Information supplied:
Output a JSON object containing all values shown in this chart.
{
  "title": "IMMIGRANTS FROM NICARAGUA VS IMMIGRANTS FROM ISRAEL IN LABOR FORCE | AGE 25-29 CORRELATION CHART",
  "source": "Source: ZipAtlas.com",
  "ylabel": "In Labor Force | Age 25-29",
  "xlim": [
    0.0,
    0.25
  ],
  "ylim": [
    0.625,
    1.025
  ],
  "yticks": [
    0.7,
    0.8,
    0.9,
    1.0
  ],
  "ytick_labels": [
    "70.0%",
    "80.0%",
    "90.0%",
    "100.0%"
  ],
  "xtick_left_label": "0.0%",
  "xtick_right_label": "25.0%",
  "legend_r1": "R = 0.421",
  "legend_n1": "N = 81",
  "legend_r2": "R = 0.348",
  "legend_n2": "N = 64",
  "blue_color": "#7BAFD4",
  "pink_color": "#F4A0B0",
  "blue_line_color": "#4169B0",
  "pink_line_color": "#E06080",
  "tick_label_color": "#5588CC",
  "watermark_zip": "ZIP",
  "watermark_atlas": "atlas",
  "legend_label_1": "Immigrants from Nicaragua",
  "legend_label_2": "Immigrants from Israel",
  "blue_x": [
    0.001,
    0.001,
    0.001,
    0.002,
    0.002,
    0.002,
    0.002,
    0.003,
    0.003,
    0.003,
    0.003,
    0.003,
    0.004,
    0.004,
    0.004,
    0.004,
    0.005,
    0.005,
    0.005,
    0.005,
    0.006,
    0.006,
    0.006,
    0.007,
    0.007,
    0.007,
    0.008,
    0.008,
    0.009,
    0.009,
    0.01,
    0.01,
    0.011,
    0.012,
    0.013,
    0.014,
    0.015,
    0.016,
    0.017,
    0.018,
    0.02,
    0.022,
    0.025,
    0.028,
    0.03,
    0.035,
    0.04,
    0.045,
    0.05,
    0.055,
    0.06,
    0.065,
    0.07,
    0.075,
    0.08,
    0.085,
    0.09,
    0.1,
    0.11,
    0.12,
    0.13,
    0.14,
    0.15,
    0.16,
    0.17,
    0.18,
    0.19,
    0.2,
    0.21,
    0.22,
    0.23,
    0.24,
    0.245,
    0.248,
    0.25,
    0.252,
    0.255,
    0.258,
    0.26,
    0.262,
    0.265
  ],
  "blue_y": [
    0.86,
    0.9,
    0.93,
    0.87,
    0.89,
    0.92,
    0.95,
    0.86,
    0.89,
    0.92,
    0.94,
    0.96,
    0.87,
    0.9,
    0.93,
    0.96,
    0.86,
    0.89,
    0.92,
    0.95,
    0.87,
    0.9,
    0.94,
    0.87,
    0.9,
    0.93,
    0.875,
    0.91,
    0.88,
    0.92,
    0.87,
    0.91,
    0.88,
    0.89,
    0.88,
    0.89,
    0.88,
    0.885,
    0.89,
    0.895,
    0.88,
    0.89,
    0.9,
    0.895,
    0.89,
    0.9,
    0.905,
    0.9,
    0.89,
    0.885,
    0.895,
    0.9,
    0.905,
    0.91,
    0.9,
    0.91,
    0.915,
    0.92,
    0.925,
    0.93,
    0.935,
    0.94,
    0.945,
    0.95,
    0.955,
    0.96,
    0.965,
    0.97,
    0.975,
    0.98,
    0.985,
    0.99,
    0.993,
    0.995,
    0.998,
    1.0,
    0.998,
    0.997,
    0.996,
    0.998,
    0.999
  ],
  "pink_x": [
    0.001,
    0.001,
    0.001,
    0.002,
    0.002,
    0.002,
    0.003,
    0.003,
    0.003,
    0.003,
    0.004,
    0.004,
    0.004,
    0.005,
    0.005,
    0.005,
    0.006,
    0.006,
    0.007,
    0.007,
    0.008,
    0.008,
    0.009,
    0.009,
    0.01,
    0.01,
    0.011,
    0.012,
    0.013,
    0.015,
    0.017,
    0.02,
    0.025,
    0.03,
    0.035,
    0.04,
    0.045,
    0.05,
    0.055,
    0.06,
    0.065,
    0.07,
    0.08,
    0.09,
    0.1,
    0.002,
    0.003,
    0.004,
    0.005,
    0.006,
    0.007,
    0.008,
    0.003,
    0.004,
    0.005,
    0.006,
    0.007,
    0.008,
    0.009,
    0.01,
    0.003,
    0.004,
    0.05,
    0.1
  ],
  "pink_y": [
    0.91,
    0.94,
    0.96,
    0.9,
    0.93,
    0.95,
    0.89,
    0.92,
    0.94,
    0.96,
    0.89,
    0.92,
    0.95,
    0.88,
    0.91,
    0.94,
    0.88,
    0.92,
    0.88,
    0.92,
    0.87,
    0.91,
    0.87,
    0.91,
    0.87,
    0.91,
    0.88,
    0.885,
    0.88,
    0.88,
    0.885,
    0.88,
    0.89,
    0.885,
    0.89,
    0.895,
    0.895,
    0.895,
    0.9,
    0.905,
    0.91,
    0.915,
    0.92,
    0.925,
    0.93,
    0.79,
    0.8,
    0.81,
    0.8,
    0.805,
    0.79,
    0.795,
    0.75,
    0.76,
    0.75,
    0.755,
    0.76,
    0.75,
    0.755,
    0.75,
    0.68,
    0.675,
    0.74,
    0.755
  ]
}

Challenge: Extract the whole listing, character for character.

Solved problem:
Output a JSON object containing all values shown in this chart.
{
  "title": "IMMIGRANTS FROM NICARAGUA VS IMMIGRANTS FROM ISRAEL IN LABOR FORCE | AGE 25-29 CORRELATION CHART",
  "source": "Source: ZipAtlas.com",
  "ylabel": "In Labor Force | Age 25-29",
  "xlim": [
    0.0,
    0.25
  ],
  "ylim": [
    0.625,
    1.025
  ],
  "yticks": [
    0.7,
    0.8,
    0.9,
    1.0
  ],
  "ytick_labels": [
    "70.0%",
    "80.0%",
    "90.0%",
    "100.0%"
  ],
  "xtick_left_label": "0.0%",
  "xtick_right_label": "25.0%",
  "legend_r1": "R = 0.421",
  "legend_n1": "N = 81",
  "legend_r2": "R = 0.348",
  "legend_n2": "N = 64",
  "blue_color": "#7BAFD4",
  "pink_color": "#F4A0B0",
  "blue_line_color": "#4169B0",
  "pink_line_color": "#E06080",
  "tick_label_color": "#5588CC",
  "watermark_zip": "ZIP",
  "watermark_atlas": "atlas",
  "legend_label_1": "Immigrants from Nicaragua",
  "legend_label_2": "Immigrants from Israel",
  "blue_x": [
    0.001,
    0.001,
    0.001,
    0.002,
    0.002,
    0.002,
    0.002,
    0.003,
    0.003,
    0.003,
    0.003,
    0.003,
    0.004,
    0.004,
    0.004,
    0.004,
    0.005,
    0.005,
    0.005,
    0.005,
    0.006,
    0.006,
    0.006,
    0.007,
    0.007,
    0.007,
    0.008,
    0.008,
    0.009,
    0.009,
    0.01,
    0.01,
    0.011,
    0.012,
    0.013,
    0.014,
    0.015,
    0.016,
    0.017,
    0.018,
    0.02,
    0.022,
    0.025,
    0.028,
    0.03,
    0.035,
    0.04,
    0.045,
    0.05,
    0.055,
    0.06,
    0.065,
    0.07,
    0.075,
    0.08,
    0.085,
    0.09,
    0.1,
    0.11,
    0.12,
    0.13,
    0.14,
    0.15,
    0.16,
    0.17,
    0.18,
    0.19,
    0.2,
    0.21,
    0.22,
    0.23,
    0.24,
    0.245,
    0.248,
    0.25,
    0.252,
    0.255,
    0.258,
    0.26,
    0.262,
    0.265
  ],
  "blue_y": [
    0.86,
    0.9,
    0.93,
    0.87,
    0.89,
    0.92,
    0.95,
    0.86,
    0.89,
    0.92,
    0.94,
    0.96,
    0.87,
    0.9,
    0.93,
    0.96,
    0.86,
    0.89,
    0.92,
    0.95,
    0.87,
    0.9,
    0.94,
    0.87,
    0.9,
    0.93,
    0.875,
    0.91,
    0.88,
    0.92,
    0.87,
    0.91,
    0.88,
    0.89,
    0.88,
    0.89,
    0.88,
    0.885,
    0.89,
    0.895,
    0.88,
    0.89,
    0.9,
    0.895,
    0.89,
    0.9,
    0.905,
    0.9,
    0.89,
    0.885,
    0.895,
    0.9,
    0.905,
    0.91,
    0.9,
    0.91,
    0.915,
    0.92,
    0.925,
    0.93,
    0.935,
    0.94,
    0.945,
    0.95,
    0.955,
    0.96,
    0.965,
    0.97,
    0.975,
    0.98,
    0.985,
    0.99,
    0.993,
    0.995,
    0.998,
    1.0,
    0.998,
    0.997,
    0.996,
    0.998,
    0.999
  ],
  "pink_x": [
    0.001,
    0.001,
    0.001,
    0.002,
    0.002,
    0.002,
    0.003,
    0.003,
    0.003,
    0.003,
    0.004,
    0.004,
    0.004,
    0.005,
    0.005,
    0.005,
    0.006,
    0.006,
    0.007,
    0.007,
    0.008,
    0.008,
    0.009,
    0.009,
    0.01,
    0.01,
    0.011,
    0.012,
    0.013,
    0.015,
    0.017,
    0.02,
    0.025,
    0.03,
    0.035,
    0.04,
    0.045,
    0.05,
    0.055,
    0.06,
    0.065,
    0.07,
    0.08,
    0.09,
    0.1,
    0.002,
    0.003,
    0.004,
    0.005,
    0.006,
    0.007,
    0.008,
    0.003,
    0.004,
    0.005,
    0.006,
    0.007,
    0.008,
    0.009,
    0.01,
    0.003,
    0.004,
    0.05,
    0.1
  ],
  "pink_y": [
    0.91,
    0.94,
    0.96,
    0.9,
    0.93,
    0.95,
    0.89,
    0.92,
    0.94,
    0.96,
    0.89,
    0.92,
    0.95,
    0.88,
    0.91,
    0.94,
    0.88,
    0.92,
    0.88,
    0.92,
    0.87,
    0.91,
    0.87,
    0.91,
    0.87,
    0.91,
    0.88,
    0.885,
    0.88,
    0.88,
    0.885,
    0.88,
    0.89,
    0.885,
    0.89,
    0.895,
    0.895,
    0.895,
    0.9,
    0.905,
    0.91,
    0.915,
    0.92,
    0.925,
    0.93,
    0.79,
    0.8,
    0.81,
    0.8,
    0.805,
    0.79,
    0.795,
    0.75,
    0.76,
    0.75,
    0.755,
    0.76,
    0.75,
    0.755,
    0.75,
    0.68,
    0.675,
    0.74,
    0.755
  ]
}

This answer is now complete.